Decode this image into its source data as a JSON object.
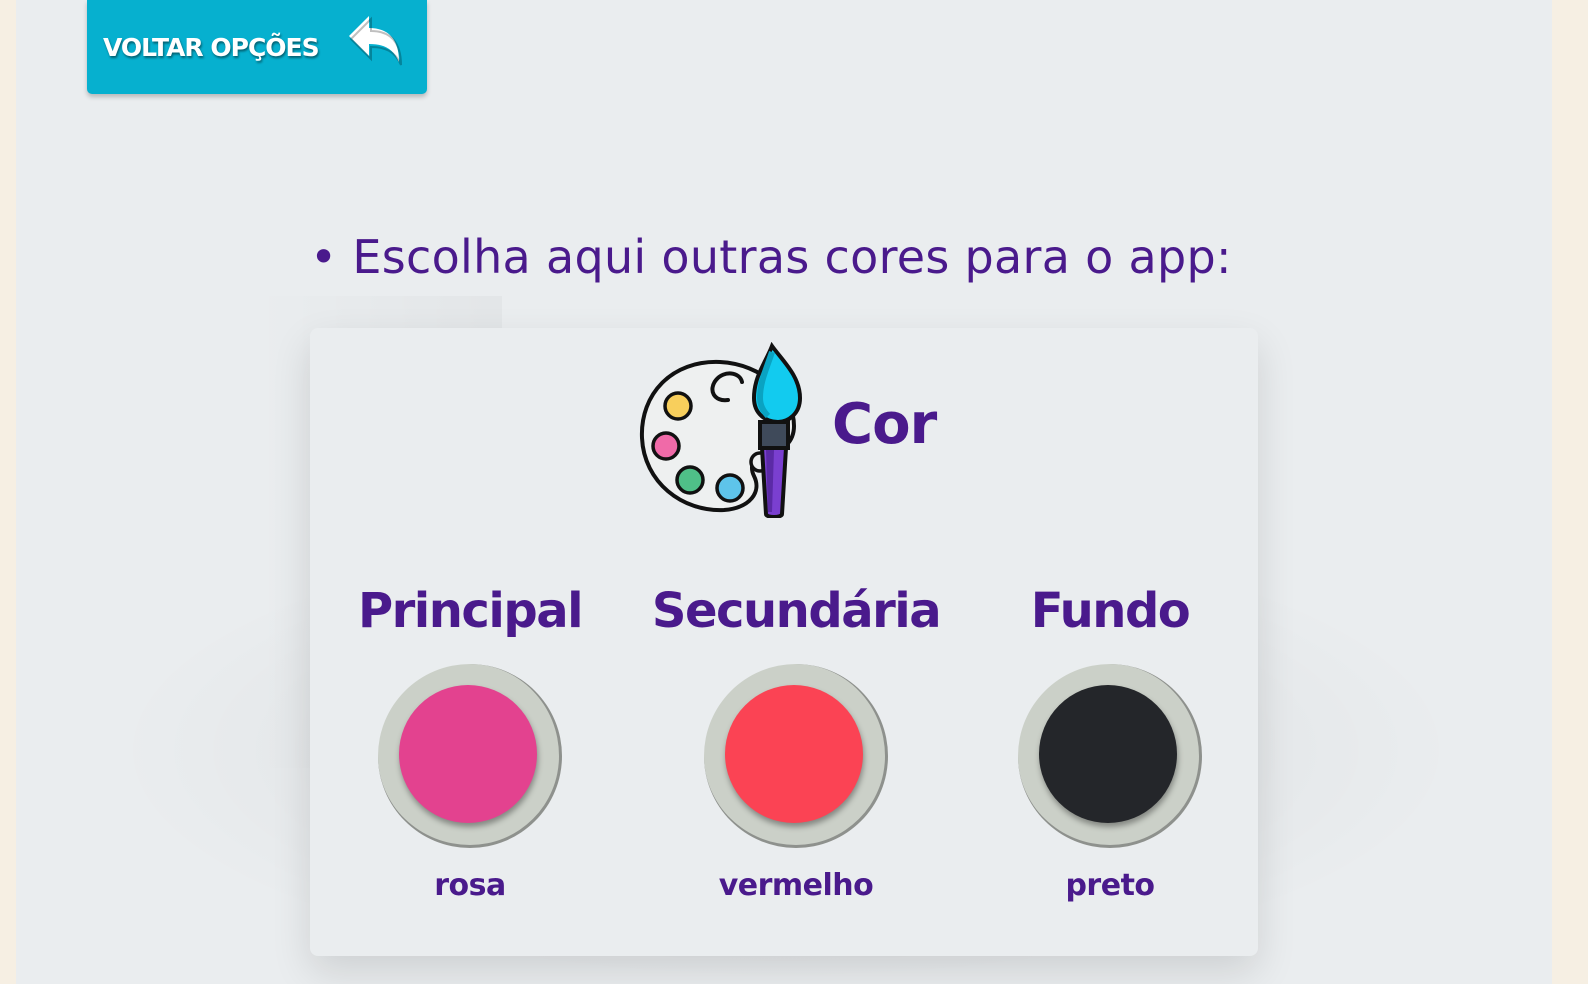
{
  "header": {
    "back_label": "VOLTAR OPÇÕES",
    "back_icon": "undo-arrow-icon"
  },
  "instruction": "• Escolha aqui outras cores para o app:",
  "card": {
    "icon": "palette-brush-icon",
    "title": "Cor",
    "colors": [
      {
        "label": "Principal",
        "value": "rosa",
        "hex": "#e3428f"
      },
      {
        "label": "Secundária",
        "value": "vermelho",
        "hex": "#fb4354"
      },
      {
        "label": "Fundo",
        "value": "preto",
        "hex": "#24262a"
      }
    ]
  },
  "theme": {
    "accent": "#06b0cf",
    "text": "#4a1a8c",
    "background": "#eaedef"
  }
}
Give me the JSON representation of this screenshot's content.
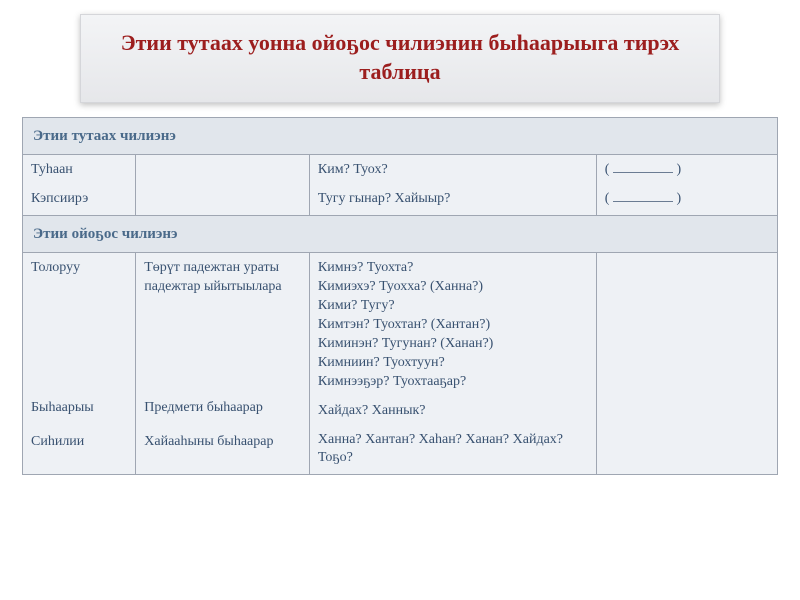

=====

→ WORK TO DO:
Copy all the entries word for word. Omit any pictures.

→ EXERCISE RESPONSE:
Decode this image into its source data as a JSON object.
{
  "header": {
    "back_label": "VOLTAR OPÇÕES",
    "back_icon": "undo-arrow-icon"
  },
  "instruction": "• Escolha aqui outras cores para o app:",
  "card": {
    "icon": "palette-brush-icon",
    "title": "Cor",
    "colors": [
      {
        "label": "Principal",
        "value": "rosa",
        "hex": "#e3428f"
      },
      {
        "label": "Secundária",
        "value": "vermelho",
        "hex": "#fb4354"
      },
      {
        "label": "Fundo",
        "value": "preto",
        "hex": "#24262a"
      }
    ]
  },
  "theme": {
    "accent": "#06b0cf",
    "text": "#4a1a8c",
    "background": "#eaedef"
  }
}
Give me the JSON representation of this screenshot's content.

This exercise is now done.